*WHAT THIS TASK INVOLVES*.
List each line of the data that holds the word "Respiration".

Start SUPPLIED RECORDS

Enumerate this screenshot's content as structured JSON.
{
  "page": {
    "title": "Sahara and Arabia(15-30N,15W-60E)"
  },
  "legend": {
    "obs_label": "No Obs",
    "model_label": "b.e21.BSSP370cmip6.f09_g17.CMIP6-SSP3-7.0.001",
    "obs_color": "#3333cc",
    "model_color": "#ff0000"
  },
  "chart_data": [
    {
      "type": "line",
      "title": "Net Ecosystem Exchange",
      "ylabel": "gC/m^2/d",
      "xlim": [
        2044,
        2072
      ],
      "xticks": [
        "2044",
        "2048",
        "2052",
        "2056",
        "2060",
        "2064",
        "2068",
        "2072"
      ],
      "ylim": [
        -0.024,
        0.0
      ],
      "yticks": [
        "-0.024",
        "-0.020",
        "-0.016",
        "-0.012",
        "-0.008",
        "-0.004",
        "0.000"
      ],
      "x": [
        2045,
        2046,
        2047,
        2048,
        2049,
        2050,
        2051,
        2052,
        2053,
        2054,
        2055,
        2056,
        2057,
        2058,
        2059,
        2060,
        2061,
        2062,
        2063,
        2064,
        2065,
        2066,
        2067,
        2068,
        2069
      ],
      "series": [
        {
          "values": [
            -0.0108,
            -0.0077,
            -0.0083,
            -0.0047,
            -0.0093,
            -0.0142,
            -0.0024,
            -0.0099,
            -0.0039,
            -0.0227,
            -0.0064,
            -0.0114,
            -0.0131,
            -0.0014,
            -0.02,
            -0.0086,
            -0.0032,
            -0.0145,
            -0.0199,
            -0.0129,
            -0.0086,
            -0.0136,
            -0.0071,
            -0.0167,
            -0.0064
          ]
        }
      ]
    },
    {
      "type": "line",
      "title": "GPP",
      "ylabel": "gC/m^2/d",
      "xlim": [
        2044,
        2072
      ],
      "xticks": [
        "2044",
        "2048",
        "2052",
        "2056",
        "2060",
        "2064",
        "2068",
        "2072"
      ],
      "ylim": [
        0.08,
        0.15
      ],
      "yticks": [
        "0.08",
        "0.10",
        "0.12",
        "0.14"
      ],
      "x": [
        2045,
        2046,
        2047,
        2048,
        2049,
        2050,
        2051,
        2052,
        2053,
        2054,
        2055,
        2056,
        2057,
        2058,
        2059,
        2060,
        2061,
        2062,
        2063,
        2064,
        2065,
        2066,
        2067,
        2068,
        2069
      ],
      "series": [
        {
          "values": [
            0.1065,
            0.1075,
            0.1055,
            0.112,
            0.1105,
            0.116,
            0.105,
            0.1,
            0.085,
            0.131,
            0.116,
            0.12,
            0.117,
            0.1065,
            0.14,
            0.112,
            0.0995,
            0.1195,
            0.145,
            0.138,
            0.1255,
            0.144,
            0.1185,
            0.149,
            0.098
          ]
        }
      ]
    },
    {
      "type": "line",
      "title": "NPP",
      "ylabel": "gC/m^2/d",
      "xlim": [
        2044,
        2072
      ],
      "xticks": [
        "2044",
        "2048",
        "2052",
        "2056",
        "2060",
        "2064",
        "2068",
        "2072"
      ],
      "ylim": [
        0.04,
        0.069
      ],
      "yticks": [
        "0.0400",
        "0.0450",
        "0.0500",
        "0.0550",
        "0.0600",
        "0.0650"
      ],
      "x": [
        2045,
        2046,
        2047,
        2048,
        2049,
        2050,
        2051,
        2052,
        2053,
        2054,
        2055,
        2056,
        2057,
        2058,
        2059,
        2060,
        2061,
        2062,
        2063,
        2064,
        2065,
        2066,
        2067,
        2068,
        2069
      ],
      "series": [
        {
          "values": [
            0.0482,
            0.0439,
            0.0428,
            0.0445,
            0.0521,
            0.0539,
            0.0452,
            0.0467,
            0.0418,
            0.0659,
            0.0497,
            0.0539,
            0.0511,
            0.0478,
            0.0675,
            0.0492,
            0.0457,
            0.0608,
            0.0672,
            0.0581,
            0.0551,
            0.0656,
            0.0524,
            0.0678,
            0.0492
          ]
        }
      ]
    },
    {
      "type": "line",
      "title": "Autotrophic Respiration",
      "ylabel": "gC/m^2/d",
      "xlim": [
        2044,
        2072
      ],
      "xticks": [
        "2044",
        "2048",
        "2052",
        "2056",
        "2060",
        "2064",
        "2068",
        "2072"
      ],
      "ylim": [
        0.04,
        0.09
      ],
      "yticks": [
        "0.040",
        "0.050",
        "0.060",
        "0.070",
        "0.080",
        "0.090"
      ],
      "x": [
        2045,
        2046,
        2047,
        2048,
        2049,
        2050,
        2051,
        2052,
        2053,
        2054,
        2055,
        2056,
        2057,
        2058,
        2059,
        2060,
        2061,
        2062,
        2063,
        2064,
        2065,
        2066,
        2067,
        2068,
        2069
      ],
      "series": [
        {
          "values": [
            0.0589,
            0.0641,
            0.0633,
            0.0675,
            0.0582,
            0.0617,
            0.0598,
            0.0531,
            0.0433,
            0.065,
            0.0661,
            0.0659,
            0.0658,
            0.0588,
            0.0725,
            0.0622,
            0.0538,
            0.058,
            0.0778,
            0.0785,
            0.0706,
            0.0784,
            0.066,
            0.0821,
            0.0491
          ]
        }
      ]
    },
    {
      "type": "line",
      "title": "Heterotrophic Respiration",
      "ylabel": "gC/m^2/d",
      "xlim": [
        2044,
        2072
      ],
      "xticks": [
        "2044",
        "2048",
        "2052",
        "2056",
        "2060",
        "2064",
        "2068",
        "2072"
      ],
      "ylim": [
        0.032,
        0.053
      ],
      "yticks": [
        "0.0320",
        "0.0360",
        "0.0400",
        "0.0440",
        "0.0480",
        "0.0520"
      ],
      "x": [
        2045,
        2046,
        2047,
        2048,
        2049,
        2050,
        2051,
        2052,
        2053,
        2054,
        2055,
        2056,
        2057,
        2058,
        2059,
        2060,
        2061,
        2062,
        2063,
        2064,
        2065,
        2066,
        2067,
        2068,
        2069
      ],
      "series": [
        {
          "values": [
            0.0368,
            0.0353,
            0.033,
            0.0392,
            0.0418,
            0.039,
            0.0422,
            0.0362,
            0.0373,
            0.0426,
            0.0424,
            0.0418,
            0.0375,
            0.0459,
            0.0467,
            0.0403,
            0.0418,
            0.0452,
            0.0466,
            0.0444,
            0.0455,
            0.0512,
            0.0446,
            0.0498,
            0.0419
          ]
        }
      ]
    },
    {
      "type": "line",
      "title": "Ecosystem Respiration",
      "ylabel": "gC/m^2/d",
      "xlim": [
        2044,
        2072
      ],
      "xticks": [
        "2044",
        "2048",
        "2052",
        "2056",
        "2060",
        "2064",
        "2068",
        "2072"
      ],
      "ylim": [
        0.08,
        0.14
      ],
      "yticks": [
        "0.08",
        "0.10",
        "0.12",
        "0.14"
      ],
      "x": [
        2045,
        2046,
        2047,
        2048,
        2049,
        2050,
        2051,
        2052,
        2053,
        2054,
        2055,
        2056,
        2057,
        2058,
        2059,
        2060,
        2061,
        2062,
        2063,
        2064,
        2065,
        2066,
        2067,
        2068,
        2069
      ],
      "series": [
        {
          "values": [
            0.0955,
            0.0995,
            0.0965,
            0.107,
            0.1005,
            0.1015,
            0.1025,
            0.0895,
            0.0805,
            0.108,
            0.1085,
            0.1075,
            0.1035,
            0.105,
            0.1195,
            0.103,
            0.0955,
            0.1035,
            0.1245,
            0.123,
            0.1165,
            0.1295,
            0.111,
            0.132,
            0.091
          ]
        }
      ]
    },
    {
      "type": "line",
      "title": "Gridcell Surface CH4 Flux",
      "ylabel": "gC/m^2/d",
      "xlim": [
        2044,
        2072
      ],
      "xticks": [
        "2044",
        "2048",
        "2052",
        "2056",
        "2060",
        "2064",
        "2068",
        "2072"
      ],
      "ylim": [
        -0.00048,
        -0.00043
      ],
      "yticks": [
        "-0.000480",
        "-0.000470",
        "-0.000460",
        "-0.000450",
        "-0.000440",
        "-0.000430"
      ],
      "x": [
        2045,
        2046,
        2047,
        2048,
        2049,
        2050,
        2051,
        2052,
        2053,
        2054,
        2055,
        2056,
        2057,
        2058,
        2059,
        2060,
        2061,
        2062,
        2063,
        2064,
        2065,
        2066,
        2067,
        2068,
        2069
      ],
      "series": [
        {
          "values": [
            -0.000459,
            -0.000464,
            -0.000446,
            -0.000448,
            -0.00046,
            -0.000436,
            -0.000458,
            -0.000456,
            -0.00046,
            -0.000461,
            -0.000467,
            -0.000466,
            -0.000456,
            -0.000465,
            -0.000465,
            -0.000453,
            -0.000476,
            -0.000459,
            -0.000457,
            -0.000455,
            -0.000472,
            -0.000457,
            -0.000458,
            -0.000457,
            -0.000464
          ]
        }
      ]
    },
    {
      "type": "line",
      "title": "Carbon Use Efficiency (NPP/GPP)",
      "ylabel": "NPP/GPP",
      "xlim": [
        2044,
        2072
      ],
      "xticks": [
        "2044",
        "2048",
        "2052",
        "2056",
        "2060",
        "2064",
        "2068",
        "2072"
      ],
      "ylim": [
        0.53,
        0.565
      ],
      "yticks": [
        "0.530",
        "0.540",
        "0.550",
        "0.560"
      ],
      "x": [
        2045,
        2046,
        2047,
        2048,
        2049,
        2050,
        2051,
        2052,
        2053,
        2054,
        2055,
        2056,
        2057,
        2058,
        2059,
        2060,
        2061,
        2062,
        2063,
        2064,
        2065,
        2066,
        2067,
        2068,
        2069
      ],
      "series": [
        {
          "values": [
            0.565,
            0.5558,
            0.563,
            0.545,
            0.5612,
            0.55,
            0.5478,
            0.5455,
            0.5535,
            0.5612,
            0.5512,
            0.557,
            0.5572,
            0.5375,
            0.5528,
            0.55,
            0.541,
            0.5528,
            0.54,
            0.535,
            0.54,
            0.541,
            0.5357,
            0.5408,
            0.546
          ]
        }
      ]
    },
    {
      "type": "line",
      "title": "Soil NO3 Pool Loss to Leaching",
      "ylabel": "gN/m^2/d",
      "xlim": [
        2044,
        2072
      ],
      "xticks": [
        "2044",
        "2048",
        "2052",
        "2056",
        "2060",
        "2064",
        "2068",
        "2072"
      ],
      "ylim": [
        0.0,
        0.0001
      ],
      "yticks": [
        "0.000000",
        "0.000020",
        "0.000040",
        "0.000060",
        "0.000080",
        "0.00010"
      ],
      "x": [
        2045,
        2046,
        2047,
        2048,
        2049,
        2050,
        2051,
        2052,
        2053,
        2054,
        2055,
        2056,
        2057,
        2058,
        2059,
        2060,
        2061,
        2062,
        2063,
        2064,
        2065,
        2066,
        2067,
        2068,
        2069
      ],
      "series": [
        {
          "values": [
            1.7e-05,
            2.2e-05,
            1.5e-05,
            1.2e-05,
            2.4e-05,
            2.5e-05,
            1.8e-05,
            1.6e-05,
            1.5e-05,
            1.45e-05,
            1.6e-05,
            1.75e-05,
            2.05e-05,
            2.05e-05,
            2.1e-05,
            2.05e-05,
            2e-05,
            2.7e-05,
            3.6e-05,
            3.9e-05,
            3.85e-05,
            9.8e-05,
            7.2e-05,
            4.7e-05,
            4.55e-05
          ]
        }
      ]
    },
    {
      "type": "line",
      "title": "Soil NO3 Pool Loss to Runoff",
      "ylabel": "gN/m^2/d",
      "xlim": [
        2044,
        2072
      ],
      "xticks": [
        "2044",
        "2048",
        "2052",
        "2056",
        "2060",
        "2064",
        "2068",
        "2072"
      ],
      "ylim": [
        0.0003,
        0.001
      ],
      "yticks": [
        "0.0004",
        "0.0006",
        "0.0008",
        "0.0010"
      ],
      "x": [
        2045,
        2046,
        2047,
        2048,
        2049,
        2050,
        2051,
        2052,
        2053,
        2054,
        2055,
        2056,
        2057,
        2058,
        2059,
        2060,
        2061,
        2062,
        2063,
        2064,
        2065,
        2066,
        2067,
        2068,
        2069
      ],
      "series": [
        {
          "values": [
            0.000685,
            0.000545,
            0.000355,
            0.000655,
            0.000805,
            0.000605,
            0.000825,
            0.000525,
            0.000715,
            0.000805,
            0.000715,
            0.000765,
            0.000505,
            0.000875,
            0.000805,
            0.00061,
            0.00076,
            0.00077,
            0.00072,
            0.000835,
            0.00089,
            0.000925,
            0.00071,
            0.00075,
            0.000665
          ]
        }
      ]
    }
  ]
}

End SUPPLIED RECORDS

*ANSWER*.
      "title": "Autotrophic Respiration",
      "title": "Heterotrophic Respiration",
      "title": "Ecosystem Respiration",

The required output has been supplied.